* **Stated goal**
Reproduce each of the following entries word for word, keeping every line in its original order.

* **Record excerpts**

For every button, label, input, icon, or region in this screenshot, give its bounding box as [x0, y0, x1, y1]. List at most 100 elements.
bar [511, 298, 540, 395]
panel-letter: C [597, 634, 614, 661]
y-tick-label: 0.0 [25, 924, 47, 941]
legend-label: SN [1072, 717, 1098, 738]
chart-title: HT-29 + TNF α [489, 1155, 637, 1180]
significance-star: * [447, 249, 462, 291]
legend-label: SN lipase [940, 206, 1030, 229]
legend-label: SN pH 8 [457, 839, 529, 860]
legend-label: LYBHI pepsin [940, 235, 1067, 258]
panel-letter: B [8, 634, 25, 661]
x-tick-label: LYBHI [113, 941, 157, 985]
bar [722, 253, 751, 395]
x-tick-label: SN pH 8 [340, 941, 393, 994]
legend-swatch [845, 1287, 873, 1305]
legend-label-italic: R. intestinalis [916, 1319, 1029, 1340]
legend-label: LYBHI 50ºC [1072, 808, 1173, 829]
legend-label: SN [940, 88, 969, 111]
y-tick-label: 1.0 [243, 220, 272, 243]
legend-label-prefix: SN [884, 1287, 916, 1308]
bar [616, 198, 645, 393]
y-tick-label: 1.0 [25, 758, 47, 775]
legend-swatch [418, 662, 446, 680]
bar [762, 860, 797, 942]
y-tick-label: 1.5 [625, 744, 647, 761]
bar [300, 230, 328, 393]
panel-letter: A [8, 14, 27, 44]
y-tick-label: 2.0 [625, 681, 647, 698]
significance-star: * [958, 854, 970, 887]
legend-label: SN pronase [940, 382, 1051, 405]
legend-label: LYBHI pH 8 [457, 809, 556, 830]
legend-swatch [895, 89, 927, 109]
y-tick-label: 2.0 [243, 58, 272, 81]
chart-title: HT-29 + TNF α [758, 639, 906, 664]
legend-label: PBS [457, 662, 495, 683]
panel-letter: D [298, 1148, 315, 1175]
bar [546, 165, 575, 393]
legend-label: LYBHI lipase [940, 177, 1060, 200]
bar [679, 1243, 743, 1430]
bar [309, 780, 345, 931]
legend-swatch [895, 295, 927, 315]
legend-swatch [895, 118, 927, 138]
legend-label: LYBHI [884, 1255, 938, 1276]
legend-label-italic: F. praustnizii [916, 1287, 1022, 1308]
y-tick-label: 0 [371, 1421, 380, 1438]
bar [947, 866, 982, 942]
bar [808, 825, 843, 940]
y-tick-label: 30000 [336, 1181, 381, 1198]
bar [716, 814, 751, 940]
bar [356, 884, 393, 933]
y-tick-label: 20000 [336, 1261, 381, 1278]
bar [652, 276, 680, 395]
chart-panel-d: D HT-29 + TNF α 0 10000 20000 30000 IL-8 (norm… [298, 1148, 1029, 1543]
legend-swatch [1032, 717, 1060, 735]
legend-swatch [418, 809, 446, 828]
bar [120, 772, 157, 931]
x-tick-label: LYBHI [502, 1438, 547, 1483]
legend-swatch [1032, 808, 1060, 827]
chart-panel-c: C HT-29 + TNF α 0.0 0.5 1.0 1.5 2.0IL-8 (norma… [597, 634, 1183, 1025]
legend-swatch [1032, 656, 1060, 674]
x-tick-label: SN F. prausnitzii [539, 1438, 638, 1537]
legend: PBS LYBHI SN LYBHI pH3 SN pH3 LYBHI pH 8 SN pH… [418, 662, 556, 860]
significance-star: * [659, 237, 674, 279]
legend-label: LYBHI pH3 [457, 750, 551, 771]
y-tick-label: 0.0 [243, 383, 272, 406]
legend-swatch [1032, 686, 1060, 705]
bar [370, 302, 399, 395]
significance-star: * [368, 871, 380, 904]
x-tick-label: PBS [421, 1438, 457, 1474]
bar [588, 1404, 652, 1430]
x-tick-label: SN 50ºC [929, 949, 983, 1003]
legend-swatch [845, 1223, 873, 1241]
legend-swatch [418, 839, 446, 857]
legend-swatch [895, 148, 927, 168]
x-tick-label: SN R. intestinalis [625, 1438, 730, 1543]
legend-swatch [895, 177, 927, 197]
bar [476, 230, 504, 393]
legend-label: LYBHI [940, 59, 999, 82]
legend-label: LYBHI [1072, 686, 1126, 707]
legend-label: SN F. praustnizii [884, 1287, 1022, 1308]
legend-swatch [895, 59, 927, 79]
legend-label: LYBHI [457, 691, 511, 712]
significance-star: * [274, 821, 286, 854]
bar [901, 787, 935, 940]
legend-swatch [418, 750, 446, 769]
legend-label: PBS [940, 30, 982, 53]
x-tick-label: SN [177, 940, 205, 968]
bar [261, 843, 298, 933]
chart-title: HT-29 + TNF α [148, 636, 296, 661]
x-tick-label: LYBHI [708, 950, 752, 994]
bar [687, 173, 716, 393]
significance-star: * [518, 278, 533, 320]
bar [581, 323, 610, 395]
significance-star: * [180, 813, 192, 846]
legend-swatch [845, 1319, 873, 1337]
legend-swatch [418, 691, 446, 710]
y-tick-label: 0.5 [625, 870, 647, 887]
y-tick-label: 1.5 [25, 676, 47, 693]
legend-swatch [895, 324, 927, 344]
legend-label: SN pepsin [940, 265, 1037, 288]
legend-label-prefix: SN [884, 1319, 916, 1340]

* **Response to the exercise**
For every button, label, input, icon, or region in this screenshot, give its bounding box as [x0, y0, x1, y1]. List at most 100 elements.
bar [511, 298, 540, 395]
panel-letter: C [597, 634, 614, 661]
y-tick-label: 0.0 [25, 924, 47, 941]
legend-label: SN [1072, 717, 1098, 738]
chart-title: HT-29 + TNF α [489, 1155, 637, 1180]
significance-star: * [447, 249, 462, 291]
legend-label: SN lipase [940, 206, 1030, 229]
legend-label: SN pH 8 [457, 839, 529, 860]
legend-label: LYBHI pepsin [940, 235, 1067, 258]
panel-letter: B [8, 634, 25, 661]
x-tick-label: LYBHI [113, 941, 157, 985]
bar [722, 253, 751, 395]
x-tick-label: SN pH 8 [340, 941, 393, 994]
legend-swatch [845, 1287, 873, 1305]
legend-label-italic: R. intestinalis [916, 1319, 1029, 1340]
legend-label: LYBHI 50ºC [1072, 808, 1173, 829]
legend-label: SN [940, 88, 969, 111]
y-tick-label: 1.0 [243, 220, 272, 243]
legend-label-prefix: SN [884, 1287, 916, 1308]
bar [616, 198, 645, 393]
y-tick-label: 1.0 [25, 758, 47, 775]
legend-swatch [418, 662, 446, 680]
bar [762, 860, 797, 942]
y-tick-label: 1.5 [625, 744, 647, 761]
bar [300, 230, 328, 393]
panel-letter: A [8, 14, 27, 44]
y-tick-label: 2.0 [625, 681, 647, 698]
significance-star: * [958, 854, 970, 887]
legend-label: SN pronase [940, 382, 1051, 405]
legend-label: LYBHI pH 8 [457, 809, 556, 830]
legend-swatch [895, 89, 927, 109]
y-tick-label: 2.0 [243, 58, 272, 81]
chart-title: HT-29 + TNF α [758, 639, 906, 664]
legend-label: PBS [457, 662, 495, 683]
panel-letter: D [298, 1148, 315, 1175]
bar [546, 165, 575, 393]
legend-label: LYBHI lipase [940, 177, 1060, 200]
bar [679, 1243, 743, 1430]
bar [309, 780, 345, 931]
legend-swatch [895, 295, 927, 315]
legend-swatch [895, 118, 927, 138]
legend-label: LYBHI [884, 1255, 938, 1276]
legend-label-italic: F. praustnizii [916, 1287, 1022, 1308]
y-tick-label: 0 [371, 1421, 380, 1438]
bar [947, 866, 982, 942]
bar [808, 825, 843, 940]
y-tick-label: 30000 [336, 1181, 381, 1198]
bar [716, 814, 751, 940]
bar [356, 884, 393, 933]
y-tick-label: 20000 [336, 1261, 381, 1278]
bar [652, 276, 680, 395]
chart-panel-d: D HT-29 + TNF α 0 10000 20000 30000 IL-8 (norm… [298, 1148, 1029, 1543]
legend-swatch [1032, 717, 1060, 735]
legend-swatch [418, 809, 446, 828]
bar [120, 772, 157, 931]
x-tick-label: LYBHI [502, 1438, 547, 1483]
legend-swatch [1032, 808, 1060, 827]
chart-panel-c: C HT-29 + TNF α 0.0 0.5 1.0 1.5 2.0IL-8 (norma… [597, 634, 1183, 1025]
legend-swatch [1032, 656, 1060, 674]
x-tick-label: SN F. prausnitzii [539, 1438, 638, 1537]
legend: PBS LYBHI SN LYBHI pH3 SN pH3 LYBHI pH 8 SN pH… [418, 662, 556, 860]
significance-star: * [659, 237, 674, 279]
legend-label: LYBHI pH3 [457, 750, 551, 771]
y-tick-label: 0.0 [243, 383, 272, 406]
legend-swatch [1032, 686, 1060, 705]
bar [370, 302, 399, 395]
significance-star: * [368, 871, 380, 904]
x-tick-label: PBS [421, 1438, 457, 1474]
bar [588, 1404, 652, 1430]
x-tick-label: SN 50ºC [929, 949, 983, 1003]
legend-swatch [845, 1223, 873, 1241]
legend-swatch [418, 839, 446, 857]
legend-swatch [895, 148, 927, 168]
x-tick-label: SN R. intestinalis [625, 1438, 730, 1543]
legend-swatch [895, 177, 927, 197]
bar [476, 230, 504, 393]
legend-label: LYBHI [940, 59, 999, 82]
legend-label: LYBHI [1072, 686, 1126, 707]
legend-label: SN F. praustnizii [884, 1287, 1022, 1308]
legend-swatch [895, 59, 927, 79]
legend-label: LYBHI [457, 691, 511, 712]
significance-star: * [274, 821, 286, 854]
bar [901, 787, 935, 940]
legend-swatch [418, 750, 446, 769]
legend-label: PBS [940, 30, 982, 53]
x-tick-label: SN [177, 940, 205, 968]
bar [261, 843, 298, 933]
chart-title: HT-29 + TNF α [148, 636, 296, 661]
x-tick-label: LYBHI [708, 950, 752, 994]
bar [687, 173, 716, 393]
significance-star: * [518, 278, 533, 320]
bar [581, 323, 610, 395]
significance-star: * [180, 813, 192, 846]
legend-swatch [845, 1319, 873, 1337]
legend-swatch [418, 691, 446, 710]
y-tick-label: 0.5 [625, 870, 647, 887]
y-tick-label: 1.5 [25, 676, 47, 693]
legend-swatch [895, 324, 927, 344]
legend-label: SN pepsin [940, 265, 1037, 288]
legend-label-prefix: SN [884, 1319, 916, 1340]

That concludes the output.